What you are asked to do —
From the listing below, extract each line containing the string "Pentatonic".

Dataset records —
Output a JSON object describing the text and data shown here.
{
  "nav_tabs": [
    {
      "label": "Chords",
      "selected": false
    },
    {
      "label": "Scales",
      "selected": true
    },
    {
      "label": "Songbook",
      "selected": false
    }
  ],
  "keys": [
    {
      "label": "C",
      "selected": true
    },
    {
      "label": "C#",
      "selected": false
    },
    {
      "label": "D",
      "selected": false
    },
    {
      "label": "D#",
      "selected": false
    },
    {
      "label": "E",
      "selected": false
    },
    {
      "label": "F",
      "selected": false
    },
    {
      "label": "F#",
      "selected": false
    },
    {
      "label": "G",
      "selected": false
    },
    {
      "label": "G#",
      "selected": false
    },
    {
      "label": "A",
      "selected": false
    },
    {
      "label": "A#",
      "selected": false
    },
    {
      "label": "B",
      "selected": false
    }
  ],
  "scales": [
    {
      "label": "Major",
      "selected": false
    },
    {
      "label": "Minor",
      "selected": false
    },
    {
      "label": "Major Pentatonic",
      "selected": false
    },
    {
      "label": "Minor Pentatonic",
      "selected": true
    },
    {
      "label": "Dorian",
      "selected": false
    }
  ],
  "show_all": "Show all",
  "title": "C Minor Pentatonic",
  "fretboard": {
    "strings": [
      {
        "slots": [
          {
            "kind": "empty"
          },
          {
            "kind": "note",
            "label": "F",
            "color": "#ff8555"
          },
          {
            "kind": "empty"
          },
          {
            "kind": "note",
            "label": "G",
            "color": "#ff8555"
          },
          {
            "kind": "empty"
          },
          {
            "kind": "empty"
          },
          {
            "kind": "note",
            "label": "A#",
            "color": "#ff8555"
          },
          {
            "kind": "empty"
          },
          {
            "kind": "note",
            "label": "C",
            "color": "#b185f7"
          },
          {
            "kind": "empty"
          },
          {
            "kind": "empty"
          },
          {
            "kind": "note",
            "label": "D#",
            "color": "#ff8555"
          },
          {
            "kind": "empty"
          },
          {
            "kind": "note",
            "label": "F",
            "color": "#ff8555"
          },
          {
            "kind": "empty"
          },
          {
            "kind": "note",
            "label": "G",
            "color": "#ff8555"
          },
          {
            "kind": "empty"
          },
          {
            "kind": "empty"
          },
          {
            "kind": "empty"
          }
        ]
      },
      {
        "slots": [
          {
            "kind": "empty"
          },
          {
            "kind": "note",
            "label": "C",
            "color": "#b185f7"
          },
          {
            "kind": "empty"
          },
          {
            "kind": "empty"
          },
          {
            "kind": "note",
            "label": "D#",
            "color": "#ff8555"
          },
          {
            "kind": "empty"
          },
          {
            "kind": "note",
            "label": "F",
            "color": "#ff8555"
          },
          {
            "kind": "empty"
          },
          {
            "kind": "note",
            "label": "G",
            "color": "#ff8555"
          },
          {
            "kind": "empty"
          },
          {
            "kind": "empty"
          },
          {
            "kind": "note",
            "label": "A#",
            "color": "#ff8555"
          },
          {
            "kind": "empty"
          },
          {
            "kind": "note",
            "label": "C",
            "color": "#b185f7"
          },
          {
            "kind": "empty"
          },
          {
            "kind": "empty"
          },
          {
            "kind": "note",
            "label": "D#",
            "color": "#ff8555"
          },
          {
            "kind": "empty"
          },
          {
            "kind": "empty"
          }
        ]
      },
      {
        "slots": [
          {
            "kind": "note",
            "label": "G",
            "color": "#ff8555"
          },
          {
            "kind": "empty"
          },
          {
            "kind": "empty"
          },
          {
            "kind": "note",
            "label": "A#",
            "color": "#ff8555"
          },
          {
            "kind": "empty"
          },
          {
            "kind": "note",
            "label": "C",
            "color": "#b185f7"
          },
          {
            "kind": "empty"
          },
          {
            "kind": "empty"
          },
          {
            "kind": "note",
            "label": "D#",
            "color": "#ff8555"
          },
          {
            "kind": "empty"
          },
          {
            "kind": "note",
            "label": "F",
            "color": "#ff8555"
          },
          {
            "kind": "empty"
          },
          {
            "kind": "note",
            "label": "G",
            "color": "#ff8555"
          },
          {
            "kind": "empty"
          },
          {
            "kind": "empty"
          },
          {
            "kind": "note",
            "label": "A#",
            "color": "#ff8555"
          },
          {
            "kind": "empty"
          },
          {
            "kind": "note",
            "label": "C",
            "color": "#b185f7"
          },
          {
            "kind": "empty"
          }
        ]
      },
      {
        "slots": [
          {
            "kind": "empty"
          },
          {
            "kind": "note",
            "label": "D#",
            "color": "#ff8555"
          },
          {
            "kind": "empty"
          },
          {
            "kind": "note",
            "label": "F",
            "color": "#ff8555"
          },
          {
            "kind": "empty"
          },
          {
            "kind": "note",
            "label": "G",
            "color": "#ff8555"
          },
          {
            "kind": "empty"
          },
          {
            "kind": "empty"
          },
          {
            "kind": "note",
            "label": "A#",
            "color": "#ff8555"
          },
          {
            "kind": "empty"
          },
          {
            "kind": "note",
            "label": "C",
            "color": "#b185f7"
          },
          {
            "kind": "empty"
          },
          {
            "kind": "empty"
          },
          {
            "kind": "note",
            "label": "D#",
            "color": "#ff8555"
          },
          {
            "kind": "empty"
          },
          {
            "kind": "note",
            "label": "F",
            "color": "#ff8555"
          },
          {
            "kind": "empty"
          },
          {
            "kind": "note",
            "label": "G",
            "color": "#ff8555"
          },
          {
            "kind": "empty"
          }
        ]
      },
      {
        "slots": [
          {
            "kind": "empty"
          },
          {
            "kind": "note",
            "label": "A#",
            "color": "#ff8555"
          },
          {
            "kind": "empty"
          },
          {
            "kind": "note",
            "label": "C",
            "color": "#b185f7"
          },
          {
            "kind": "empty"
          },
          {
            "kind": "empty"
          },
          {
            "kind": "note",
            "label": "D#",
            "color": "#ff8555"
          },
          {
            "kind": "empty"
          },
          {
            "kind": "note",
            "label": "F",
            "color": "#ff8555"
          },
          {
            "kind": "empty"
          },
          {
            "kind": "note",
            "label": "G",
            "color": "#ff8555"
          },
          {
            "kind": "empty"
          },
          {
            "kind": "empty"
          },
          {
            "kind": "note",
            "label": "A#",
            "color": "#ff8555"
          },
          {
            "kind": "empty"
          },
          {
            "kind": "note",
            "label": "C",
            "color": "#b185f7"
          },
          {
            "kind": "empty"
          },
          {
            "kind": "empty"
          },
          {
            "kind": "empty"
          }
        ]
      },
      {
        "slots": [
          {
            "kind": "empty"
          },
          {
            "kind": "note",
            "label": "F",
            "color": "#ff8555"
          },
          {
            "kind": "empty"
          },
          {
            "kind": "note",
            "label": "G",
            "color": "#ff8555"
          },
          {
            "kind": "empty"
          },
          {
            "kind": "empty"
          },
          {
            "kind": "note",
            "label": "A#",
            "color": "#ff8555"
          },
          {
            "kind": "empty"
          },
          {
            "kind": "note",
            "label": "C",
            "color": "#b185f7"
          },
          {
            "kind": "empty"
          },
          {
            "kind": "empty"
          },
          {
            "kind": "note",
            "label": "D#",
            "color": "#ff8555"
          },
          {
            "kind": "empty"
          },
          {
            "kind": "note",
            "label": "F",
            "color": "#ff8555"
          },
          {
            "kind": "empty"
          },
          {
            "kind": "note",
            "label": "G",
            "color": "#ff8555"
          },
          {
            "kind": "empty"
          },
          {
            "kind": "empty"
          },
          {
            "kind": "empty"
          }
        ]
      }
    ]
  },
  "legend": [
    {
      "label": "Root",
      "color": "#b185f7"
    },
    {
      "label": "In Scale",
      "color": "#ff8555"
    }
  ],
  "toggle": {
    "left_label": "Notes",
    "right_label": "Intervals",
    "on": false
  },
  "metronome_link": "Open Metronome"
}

Output —
      "label": "Major Pentatonic",
      "label": "Minor Pentatonic",
  "title": "C Minor Pentatonic",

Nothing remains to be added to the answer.